• **WHAT IS EXPECTED**: Transcribe the material below exactly as it appears.

┄┄┄┄┄┄┄┄┄┄

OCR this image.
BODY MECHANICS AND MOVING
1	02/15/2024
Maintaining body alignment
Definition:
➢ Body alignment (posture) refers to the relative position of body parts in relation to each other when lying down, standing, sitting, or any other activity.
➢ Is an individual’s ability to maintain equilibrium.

┄┄┄┄┄┄┄┄┄┄

• **ANSWER FOR THIS EXERCISE**:
OCR this image.
BODY MECHANICS AND MOVING
1	02/15/2024
Maintaining body alignment
Definition:
➢ Body alignment (posture) refers to the relative position of body parts in relation to each other when lying down, standing, sitting, or any other activity.
➢ Is an individual’s ability to maintain equilibrium.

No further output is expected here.